**The problem**
Return every line of the material exactly.

## begin Rows

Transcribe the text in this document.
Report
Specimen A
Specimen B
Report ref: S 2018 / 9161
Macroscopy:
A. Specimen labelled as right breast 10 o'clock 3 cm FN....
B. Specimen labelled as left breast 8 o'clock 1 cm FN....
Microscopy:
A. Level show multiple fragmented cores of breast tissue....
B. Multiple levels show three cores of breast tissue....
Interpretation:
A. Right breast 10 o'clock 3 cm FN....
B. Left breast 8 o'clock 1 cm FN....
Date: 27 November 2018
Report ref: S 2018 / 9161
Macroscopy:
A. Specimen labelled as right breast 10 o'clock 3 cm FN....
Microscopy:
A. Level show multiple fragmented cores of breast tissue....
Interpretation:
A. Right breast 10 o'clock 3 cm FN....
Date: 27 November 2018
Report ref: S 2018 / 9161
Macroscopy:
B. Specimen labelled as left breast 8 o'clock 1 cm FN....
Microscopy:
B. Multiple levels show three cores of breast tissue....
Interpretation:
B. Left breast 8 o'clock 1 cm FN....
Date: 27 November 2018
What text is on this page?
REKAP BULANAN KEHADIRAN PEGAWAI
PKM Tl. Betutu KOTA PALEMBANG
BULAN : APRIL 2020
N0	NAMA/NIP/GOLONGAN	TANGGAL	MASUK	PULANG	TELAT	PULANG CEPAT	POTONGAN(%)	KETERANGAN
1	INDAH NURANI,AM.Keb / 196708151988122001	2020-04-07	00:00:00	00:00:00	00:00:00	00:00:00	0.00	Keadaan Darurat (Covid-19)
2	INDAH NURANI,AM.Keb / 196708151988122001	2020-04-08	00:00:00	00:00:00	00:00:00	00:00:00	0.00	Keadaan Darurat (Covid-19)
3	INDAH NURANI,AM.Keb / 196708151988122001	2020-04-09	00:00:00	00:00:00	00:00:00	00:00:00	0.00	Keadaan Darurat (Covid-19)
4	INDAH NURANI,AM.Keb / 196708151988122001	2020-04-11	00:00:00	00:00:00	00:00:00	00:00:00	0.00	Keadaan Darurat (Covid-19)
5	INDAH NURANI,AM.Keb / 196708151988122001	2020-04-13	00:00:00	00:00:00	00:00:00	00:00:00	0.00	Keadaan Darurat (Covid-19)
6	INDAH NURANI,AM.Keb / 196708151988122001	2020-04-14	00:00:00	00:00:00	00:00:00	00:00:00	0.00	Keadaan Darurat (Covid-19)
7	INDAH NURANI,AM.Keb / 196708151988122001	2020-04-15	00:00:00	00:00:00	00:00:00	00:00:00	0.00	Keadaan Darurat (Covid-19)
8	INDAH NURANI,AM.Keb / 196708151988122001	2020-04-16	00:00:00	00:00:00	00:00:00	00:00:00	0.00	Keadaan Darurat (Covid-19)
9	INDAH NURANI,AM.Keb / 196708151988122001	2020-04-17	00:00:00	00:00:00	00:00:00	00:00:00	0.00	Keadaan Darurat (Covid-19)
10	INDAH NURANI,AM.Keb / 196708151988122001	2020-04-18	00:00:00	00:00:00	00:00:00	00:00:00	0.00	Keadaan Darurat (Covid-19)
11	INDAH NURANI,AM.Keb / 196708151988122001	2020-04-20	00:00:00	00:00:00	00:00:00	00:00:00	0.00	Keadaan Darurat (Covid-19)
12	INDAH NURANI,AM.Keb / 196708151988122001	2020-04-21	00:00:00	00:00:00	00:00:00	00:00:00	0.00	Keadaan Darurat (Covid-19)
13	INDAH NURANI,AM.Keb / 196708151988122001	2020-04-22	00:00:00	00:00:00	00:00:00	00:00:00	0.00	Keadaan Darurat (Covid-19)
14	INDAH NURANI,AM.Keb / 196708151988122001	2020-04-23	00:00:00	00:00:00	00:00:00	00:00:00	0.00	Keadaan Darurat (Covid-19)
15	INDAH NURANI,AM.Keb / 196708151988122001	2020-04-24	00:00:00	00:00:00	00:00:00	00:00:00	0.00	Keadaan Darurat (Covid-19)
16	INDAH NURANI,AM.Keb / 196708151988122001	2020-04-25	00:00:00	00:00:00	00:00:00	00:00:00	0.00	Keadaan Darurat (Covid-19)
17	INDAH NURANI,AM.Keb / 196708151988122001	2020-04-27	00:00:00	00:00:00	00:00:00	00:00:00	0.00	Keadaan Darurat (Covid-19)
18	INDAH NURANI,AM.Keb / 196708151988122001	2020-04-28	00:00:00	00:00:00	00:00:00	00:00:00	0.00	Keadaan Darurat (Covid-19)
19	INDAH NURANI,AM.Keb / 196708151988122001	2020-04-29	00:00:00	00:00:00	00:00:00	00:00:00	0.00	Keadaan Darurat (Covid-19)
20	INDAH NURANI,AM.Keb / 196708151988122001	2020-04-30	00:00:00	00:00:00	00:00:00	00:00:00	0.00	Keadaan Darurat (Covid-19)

## end Rows

**Output of the exercise**
Transcribe the text in this document.
Report
Specimen A
Specimen B
Report ref: S 2018 / 9161
Macroscopy:
A. Specimen labelled as right breast 10 o'clock 3 cm FN....
B. Specimen labelled as left breast 8 o'clock 1 cm FN....
Microscopy:
A. Level show multiple fragmented cores of breast tissue....
B. Multiple levels show three cores of breast tissue....
Interpretation:
A. Right breast 10 o'clock 3 cm FN....
B. Left breast 8 o'clock 1 cm FN....
Date: 27 November 2018
Report ref: S 2018 / 9161
Macroscopy:
A. Specimen labelled as right breast 10 o'clock 3 cm FN....
Microscopy:
A. Level show multiple fragmented cores of breast tissue....
Interpretation:
A. Right breast 10 o'clock 3 cm FN....
Date: 27 November 2018
Report ref: S 2018 / 9161
Macroscopy:
B. Specimen labelled as left breast 8 o'clock 1 cm FN....
Microscopy:
B. Multiple levels show three cores of breast tissue....
Interpretation:
B. Left breast 8 o'clock 1 cm FN....
Date: 27 November 2018
What text is on this page?
REKAP BULANAN KEHADIRAN PEGAWAI
PKM Tl. Betutu KOTA PALEMBANG
BULAN : APRIL 2020
N0	NAMA/NIP/GOLONGAN	TANGGAL	MASUK	PULANG	TELAT	PULANG CEPAT	POTONGAN(%)	KETERANGAN
1	INDAH NURANI,AM.Keb / 196708151988122001	2020-04-07	00:00:00	00:00:00	00:00:00	00:00:00	0.00	Keadaan Darurat (Covid-19)
2	INDAH NURANI,AM.Keb / 196708151988122001	2020-04-08	00:00:00	00:00:00	00:00:00	00:00:00	0.00	Keadaan Darurat (Covid-19)
3	INDAH NURANI,AM.Keb / 196708151988122001	2020-04-09	00:00:00	00:00:00	00:00:00	00:00:00	0.00	Keadaan Darurat (Covid-19)
4	INDAH NURANI,AM.Keb / 196708151988122001	2020-04-11	00:00:00	00:00:00	00:00:00	00:00:00	0.00	Keadaan Darurat (Covid-19)
5	INDAH NURANI,AM.Keb / 196708151988122001	2020-04-13	00:00:00	00:00:00	00:00:00	00:00:00	0.00	Keadaan Darurat (Covid-19)
6	INDAH NURANI,AM.Keb / 196708151988122001	2020-04-14	00:00:00	00:00:00	00:00:00	00:00:00	0.00	Keadaan Darurat (Covid-19)
7	INDAH NURANI,AM.Keb / 196708151988122001	2020-04-15	00:00:00	00:00:00	00:00:00	00:00:00	0.00	Keadaan Darurat (Covid-19)
8	INDAH NURANI,AM.Keb / 196708151988122001	2020-04-16	00:00:00	00:00:00	00:00:00	00:00:00	0.00	Keadaan Darurat (Covid-19)
9	INDAH NURANI,AM.Keb / 196708151988122001	2020-04-17	00:00:00	00:00:00	00:00:00	00:00:00	0.00	Keadaan Darurat (Covid-19)
10	INDAH NURANI,AM.Keb / 196708151988122001	2020-04-18	00:00:00	00:00:00	00:00:00	00:00:00	0.00	Keadaan Darurat (Covid-19)
11	INDAH NURANI,AM.Keb / 196708151988122001	2020-04-20	00:00:00	00:00:00	00:00:00	00:00:00	0.00	Keadaan Darurat (Covid-19)
12	INDAH NURANI,AM.Keb / 196708151988122001	2020-04-21	00:00:00	00:00:00	00:00:00	00:00:00	0.00	Keadaan Darurat (Covid-19)
13	INDAH NURANI,AM.Keb / 196708151988122001	2020-04-22	00:00:00	00:00:00	00:00:00	00:00:00	0.00	Keadaan Darurat (Covid-19)
14	INDAH NURANI,AM.Keb / 196708151988122001	2020-04-23	00:00:00	00:00:00	00:00:00	00:00:00	0.00	Keadaan Darurat (Covid-19)
15	INDAH NURANI,AM.Keb / 196708151988122001	2020-04-24	00:00:00	00:00:00	00:00:00	00:00:00	0.00	Keadaan Darurat (Covid-19)
16	INDAH NURANI,AM.Keb / 196708151988122001	2020-04-25	00:00:00	00:00:00	00:00:00	00:00:00	0.00	Keadaan Darurat (Covid-19)
17	INDAH NURANI,AM.Keb / 196708151988122001	2020-04-27	00:00:00	00:00:00	00:00:00	00:00:00	0.00	Keadaan Darurat (Covid-19)
18	INDAH NURANI,AM.Keb / 196708151988122001	2020-04-28	00:00:00	00:00:00	00:00:00	00:00:00	0.00	Keadaan Darurat (Covid-19)
19	INDAH NURANI,AM.Keb / 196708151988122001	2020-04-29	00:00:00	00:00:00	00:00:00	00:00:00	0.00	Keadaan Darurat (Covid-19)
20	INDAH NURANI,AM.Keb / 196708151988122001	2020-04-30	00:00:00	00:00:00	00:00:00	00:00:00	0.00	Keadaan Darurat (Covid-19)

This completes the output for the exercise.